> Entries supplied:
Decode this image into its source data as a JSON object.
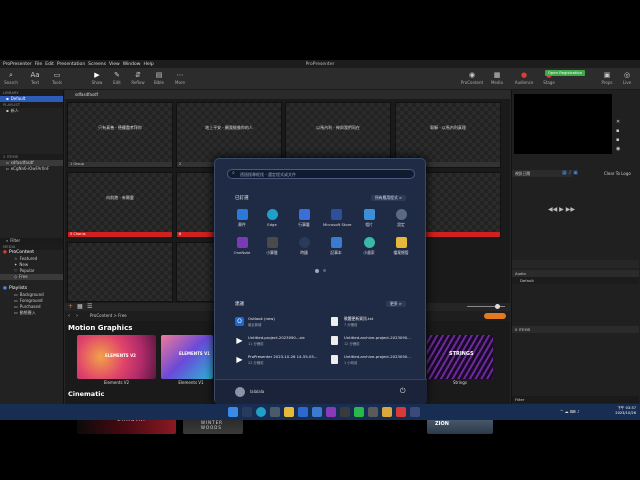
{
  "menubar": {
    "items": [
      "ProPresenter",
      "File",
      "Edit",
      "Presentation",
      "Screens",
      "View",
      "Window",
      "Help"
    ],
    "title": "ProPresenter"
  },
  "toolbar": {
    "left": [
      {
        "label": "Search",
        "icon": "search-icon"
      },
      {
        "label": "Text",
        "icon": "text-icon"
      },
      {
        "label": "Tools",
        "icon": "tools-icon"
      }
    ],
    "center": [
      {
        "label": "Show",
        "icon": "play-icon"
      },
      {
        "label": "Edit",
        "icon": "pencil-icon"
      },
      {
        "label": "Reflow",
        "icon": "reflow-icon"
      },
      {
        "label": "Bible",
        "icon": "book-icon"
      },
      {
        "label": "More",
        "icon": "more-icon"
      }
    ],
    "right": [
      {
        "label": "ProContent",
        "icon": "procontent-icon"
      },
      {
        "label": "Media",
        "icon": "media-icon"
      },
      {
        "label": "Audience",
        "icon": "record-icon"
      },
      {
        "label": "Stage",
        "icon": "stage-icon"
      }
    ],
    "far_right": [
      {
        "label": "Props",
        "icon": "props-icon"
      },
      {
        "label": "Live",
        "icon": "live-icon"
      }
    ],
    "green_button": "Open Registration"
  },
  "library": {
    "header": "LIBRARY",
    "item": "Default",
    "playlist_header": "PLAYLIST",
    "playlist_item": "新人"
  },
  "items": {
    "header": "2 ITEMS",
    "rows": [
      "sdfasdfasdf",
      "eCgNn6-iOwFAr0nF"
    ]
  },
  "filter": "Filter",
  "media": {
    "header": "MEDIA",
    "procontent": "ProContent",
    "featured": "Featured",
    "new": "New",
    "popular": "Popular",
    "free": "Free",
    "playlists": "Playlists",
    "bg": "Background",
    "fg": "Foreground",
    "purchased": "Purchased",
    "import": "動態匯入"
  },
  "slides": {
    "header": "sdfasdfasdf",
    "list": [
      {
        "text": "只有真善 · 德權盡孝拜你",
        "label": "1 Group",
        "red": false
      },
      {
        "text": "地上平安 · 願我能像你的人",
        "label": "2",
        "red": false
      },
      {
        "text": "以馬內利 · 神與我們同在",
        "label": "3",
        "red": false
      },
      {
        "text": "耶穌 · 以馬內利真理",
        "label": "4",
        "red": false
      },
      {
        "text": "向前跑 · 有屬靈",
        "label": "5 Chorus",
        "red": true
      },
      {
        "text": "",
        "label": "6",
        "red": true
      },
      {
        "text": "",
        "label": "7",
        "red": false
      },
      {
        "text": "",
        "label": "8",
        "red": false
      }
    ]
  },
  "breadcrumb": "ProContent  >  Free",
  "sections": {
    "motion": "Motion Graphics",
    "cinematic": "Cinematic"
  },
  "thumbs": [
    {
      "caption": "Elements V2",
      "overlay": "ELEMENTS V2"
    },
    {
      "caption": "Elements V1",
      "overlay": "ELEMENTS V1"
    },
    {
      "caption": "Strings",
      "overlay": "STRINGS"
    }
  ],
  "cine": [
    "CHROMA",
    "WINTER WOODS",
    "ZION"
  ],
  "right": {
    "clear": "Clear To Logo",
    "audio": "Audio",
    "default": "Default",
    "items": "0 ITEMS",
    "filter": "Filter",
    "dropdown": "視訊已關"
  },
  "start": {
    "search_placeholder": "透過搜尋框找 - 選定程式或文件",
    "pinned_title": "已釘選",
    "all_apps": "所有應用程式 >",
    "apps": [
      {
        "label": "郵件",
        "color": "#2a78d8",
        "icon": "mail-icon"
      },
      {
        "label": "Edge",
        "color": "#1fa0c8",
        "icon": "edge-icon"
      },
      {
        "label": "行事曆",
        "color": "#3a6ed8",
        "icon": "calendar-icon"
      },
      {
        "label": "Microsoft Store",
        "color": "#2f4f9a",
        "icon": "store-icon"
      },
      {
        "label": "相片",
        "color": "#3b8fd8",
        "icon": "photos-icon"
      },
      {
        "label": "設定",
        "color": "#5a6a80",
        "icon": "settings-icon"
      },
      {
        "label": "OneNote",
        "color": "#7a3ab8",
        "icon": "onenote-icon"
      },
      {
        "label": "小算盤",
        "color": "#4a4a4a",
        "icon": "calculator-icon"
      },
      {
        "label": "時鐘",
        "color": "#2a3a5a",
        "icon": "clock-icon"
      },
      {
        "label": "記事本",
        "color": "#3a7ad0",
        "icon": "notepad-icon"
      },
      {
        "label": "小畫家",
        "color": "#3ab8a8",
        "icon": "paint-icon"
      },
      {
        "label": "檔案總管",
        "color": "#e8b83a",
        "icon": "folder-icon"
      }
    ],
    "rec_title": "建議",
    "more": "更多 >",
    "recommended": [
      {
        "name": "Outlook (new)",
        "time": "最近新增",
        "icon": "outlook-icon"
      },
      {
        "name": "軟體更新資訊.txt",
        "time": "7 分鐘前",
        "icon": "file-icon"
      },
      {
        "name": "Untitled-project-2023090...aic",
        "time": "11 分鐘前",
        "icon": "video-icon"
      },
      {
        "name": "Untitled-archive-project-2023090...",
        "time": "12 分鐘前",
        "icon": "file-icon"
      },
      {
        "name": "ProPresenter 2023-10-26 14-55-05...",
        "time": "22 分鐘前",
        "icon": "video-icon"
      },
      {
        "name": "Untitled-archive-project-2023090...",
        "time": "1 小時前",
        "icon": "file-icon"
      }
    ],
    "user": "lalalala"
  },
  "taskbar": {
    "time": "下午 03:37",
    "date": "2023/10/26"
  }
}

> Do this:
Using the material above, return every line exactly as it appears, minus the pictures.

> Response to this task:
Decode this image into its source data as a JSON object.
{
  "menubar": {
    "items": [
      "ProPresenter",
      "File",
      "Edit",
      "Presentation",
      "Screens",
      "View",
      "Window",
      "Help"
    ],
    "title": "ProPresenter"
  },
  "toolbar": {
    "left": [
      {
        "label": "Search",
        "icon": "search-icon"
      },
      {
        "label": "Text",
        "icon": "text-icon"
      },
      {
        "label": "Tools",
        "icon": "tools-icon"
      }
    ],
    "center": [
      {
        "label": "Show",
        "icon": "play-icon"
      },
      {
        "label": "Edit",
        "icon": "pencil-icon"
      },
      {
        "label": "Reflow",
        "icon": "reflow-icon"
      },
      {
        "label": "Bible",
        "icon": "book-icon"
      },
      {
        "label": "More",
        "icon": "more-icon"
      }
    ],
    "right": [
      {
        "label": "ProContent",
        "icon": "procontent-icon"
      },
      {
        "label": "Media",
        "icon": "media-icon"
      },
      {
        "label": "Audience",
        "icon": "record-icon"
      },
      {
        "label": "Stage",
        "icon": "stage-icon"
      }
    ],
    "far_right": [
      {
        "label": "Props",
        "icon": "props-icon"
      },
      {
        "label": "Live",
        "icon": "live-icon"
      }
    ],
    "green_button": "Open Registration"
  },
  "library": {
    "header": "LIBRARY",
    "item": "Default",
    "playlist_header": "PLAYLIST",
    "playlist_item": "新人"
  },
  "items": {
    "header": "2 ITEMS",
    "rows": [
      "sdfasdfasdf",
      "eCgNn6-iOwFAr0nF"
    ]
  },
  "filter": "Filter",
  "media": {
    "header": "MEDIA",
    "procontent": "ProContent",
    "featured": "Featured",
    "new": "New",
    "popular": "Popular",
    "free": "Free",
    "playlists": "Playlists",
    "bg": "Background",
    "fg": "Foreground",
    "purchased": "Purchased",
    "import": "動態匯入"
  },
  "slides": {
    "header": "sdfasdfasdf",
    "list": [
      {
        "text": "只有真善 · 德權盡孝拜你",
        "label": "1 Group",
        "red": false
      },
      {
        "text": "地上平安 · 願我能像你的人",
        "label": "2",
        "red": false
      },
      {
        "text": "以馬內利 · 神與我們同在",
        "label": "3",
        "red": false
      },
      {
        "text": "耶穌 · 以馬內利真理",
        "label": "4",
        "red": false
      },
      {
        "text": "向前跑 · 有屬靈",
        "label": "5 Chorus",
        "red": true
      },
      {
        "text": "",
        "label": "6",
        "red": true
      },
      {
        "text": "",
        "label": "7",
        "red": false
      },
      {
        "text": "",
        "label": "8",
        "red": false
      }
    ]
  },
  "breadcrumb": "ProContent  >  Free",
  "sections": {
    "motion": "Motion Graphics",
    "cinematic": "Cinematic"
  },
  "thumbs": [
    {
      "caption": "Elements V2",
      "overlay": "ELEMENTS V2"
    },
    {
      "caption": "Elements V1",
      "overlay": "ELEMENTS V1"
    },
    {
      "caption": "Strings",
      "overlay": "STRINGS"
    }
  ],
  "cine": [
    "CHROMA",
    "WINTER WOODS",
    "ZION"
  ],
  "right": {
    "clear": "Clear To Logo",
    "audio": "Audio",
    "default": "Default",
    "items": "0 ITEMS",
    "filter": "Filter",
    "dropdown": "視訊已關"
  },
  "start": {
    "search_placeholder": "透過搜尋框找 - 選定程式或文件",
    "pinned_title": "已釘選",
    "all_apps": "所有應用程式 >",
    "apps": [
      {
        "label": "郵件",
        "color": "#2a78d8",
        "icon": "mail-icon"
      },
      {
        "label": "Edge",
        "color": "#1fa0c8",
        "icon": "edge-icon"
      },
      {
        "label": "行事曆",
        "color": "#3a6ed8",
        "icon": "calendar-icon"
      },
      {
        "label": "Microsoft Store",
        "color": "#2f4f9a",
        "icon": "store-icon"
      },
      {
        "label": "相片",
        "color": "#3b8fd8",
        "icon": "photos-icon"
      },
      {
        "label": "設定",
        "color": "#5a6a80",
        "icon": "settings-icon"
      },
      {
        "label": "OneNote",
        "color": "#7a3ab8",
        "icon": "onenote-icon"
      },
      {
        "label": "小算盤",
        "color": "#4a4a4a",
        "icon": "calculator-icon"
      },
      {
        "label": "時鐘",
        "color": "#2a3a5a",
        "icon": "clock-icon"
      },
      {
        "label": "記事本",
        "color": "#3a7ad0",
        "icon": "notepad-icon"
      },
      {
        "label": "小畫家",
        "color": "#3ab8a8",
        "icon": "paint-icon"
      },
      {
        "label": "檔案總管",
        "color": "#e8b83a",
        "icon": "folder-icon"
      }
    ],
    "rec_title": "建議",
    "more": "更多 >",
    "recommended": [
      {
        "name": "Outlook (new)",
        "time": "最近新增",
        "icon": "outlook-icon"
      },
      {
        "name": "軟體更新資訊.txt",
        "time": "7 分鐘前",
        "icon": "file-icon"
      },
      {
        "name": "Untitled-project-2023090...aic",
        "time": "11 分鐘前",
        "icon": "video-icon"
      },
      {
        "name": "Untitled-archive-project-2023090...",
        "time": "12 分鐘前",
        "icon": "file-icon"
      },
      {
        "name": "ProPresenter 2023-10-26 14-55-05...",
        "time": "22 分鐘前",
        "icon": "video-icon"
      },
      {
        "name": "Untitled-archive-project-2023090...",
        "time": "1 小時前",
        "icon": "file-icon"
      }
    ],
    "user": "lalalala"
  },
  "taskbar": {
    "time": "下午 03:37",
    "date": "2023/10/26"
  }
}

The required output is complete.